Task: Search the records below for the word "Retro" and show every line where it occurs.

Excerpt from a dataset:

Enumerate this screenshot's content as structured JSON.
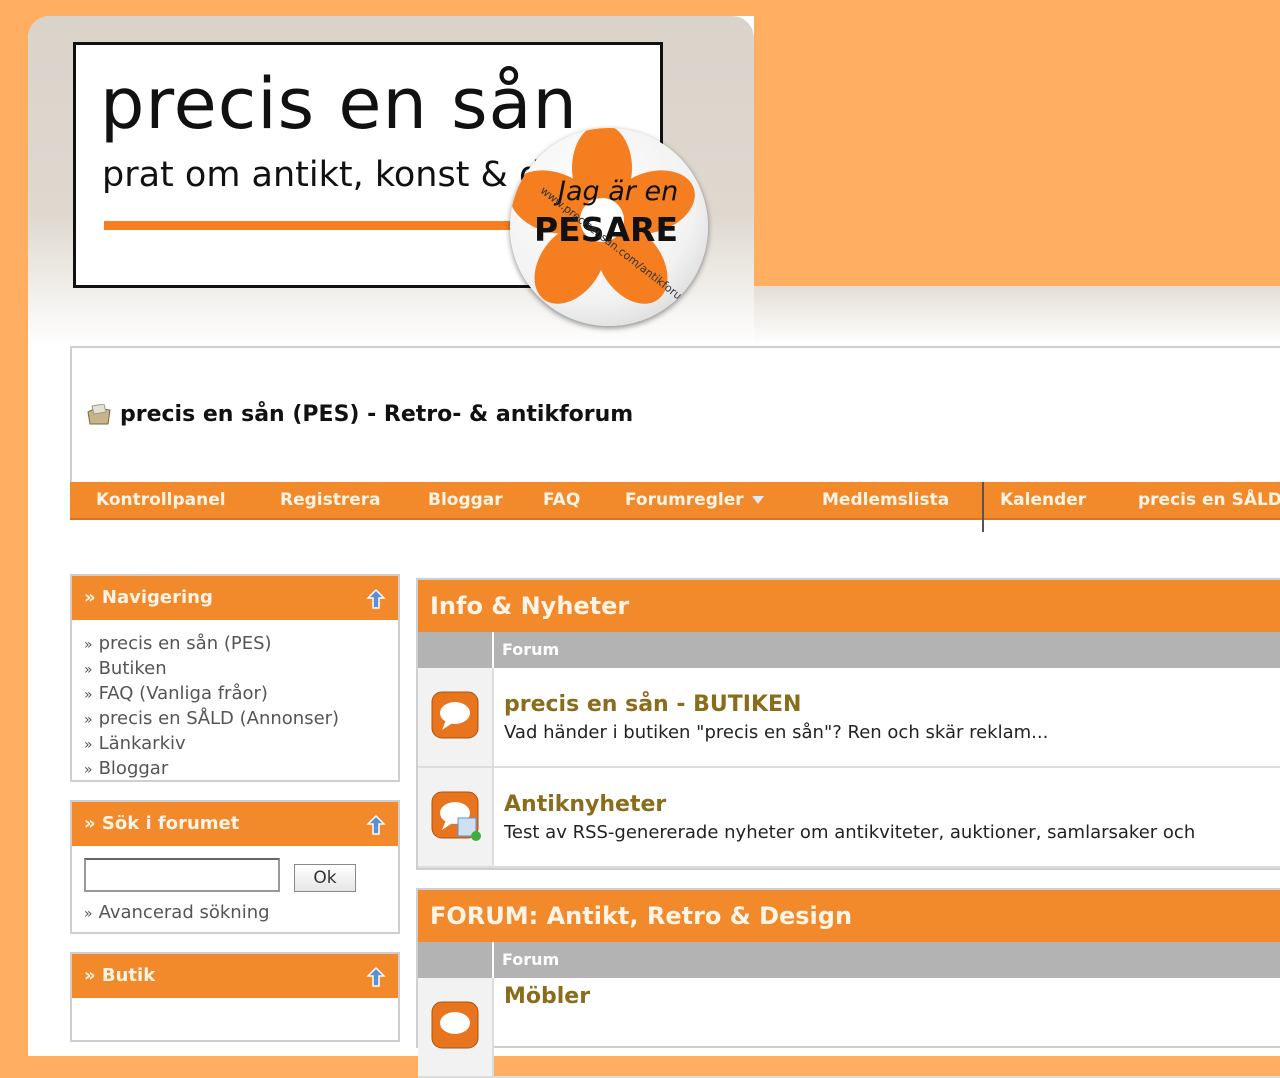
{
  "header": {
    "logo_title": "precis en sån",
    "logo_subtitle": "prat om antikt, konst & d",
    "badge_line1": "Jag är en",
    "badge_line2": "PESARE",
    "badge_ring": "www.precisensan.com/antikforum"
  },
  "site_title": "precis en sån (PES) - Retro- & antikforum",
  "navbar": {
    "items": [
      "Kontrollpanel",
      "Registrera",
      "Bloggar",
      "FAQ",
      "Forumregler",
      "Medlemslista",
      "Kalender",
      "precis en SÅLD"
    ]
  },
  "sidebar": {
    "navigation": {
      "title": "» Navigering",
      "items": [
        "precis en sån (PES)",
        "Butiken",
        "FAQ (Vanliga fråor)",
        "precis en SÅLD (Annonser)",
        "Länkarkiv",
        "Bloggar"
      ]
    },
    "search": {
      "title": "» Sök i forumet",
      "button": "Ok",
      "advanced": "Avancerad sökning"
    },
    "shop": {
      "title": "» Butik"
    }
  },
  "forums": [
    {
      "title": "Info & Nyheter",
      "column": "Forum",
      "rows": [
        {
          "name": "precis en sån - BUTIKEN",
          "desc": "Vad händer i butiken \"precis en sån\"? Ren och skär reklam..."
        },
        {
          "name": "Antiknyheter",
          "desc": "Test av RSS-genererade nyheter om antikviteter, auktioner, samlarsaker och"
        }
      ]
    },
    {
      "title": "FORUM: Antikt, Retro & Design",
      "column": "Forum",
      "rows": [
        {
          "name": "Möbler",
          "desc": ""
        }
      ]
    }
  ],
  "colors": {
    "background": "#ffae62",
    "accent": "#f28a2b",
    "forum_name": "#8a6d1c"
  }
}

Output:
  "site_title": "precis en sån (PES) - Retro- & antikforum",
      "title": "FORUM: Antikt, Retro & Design",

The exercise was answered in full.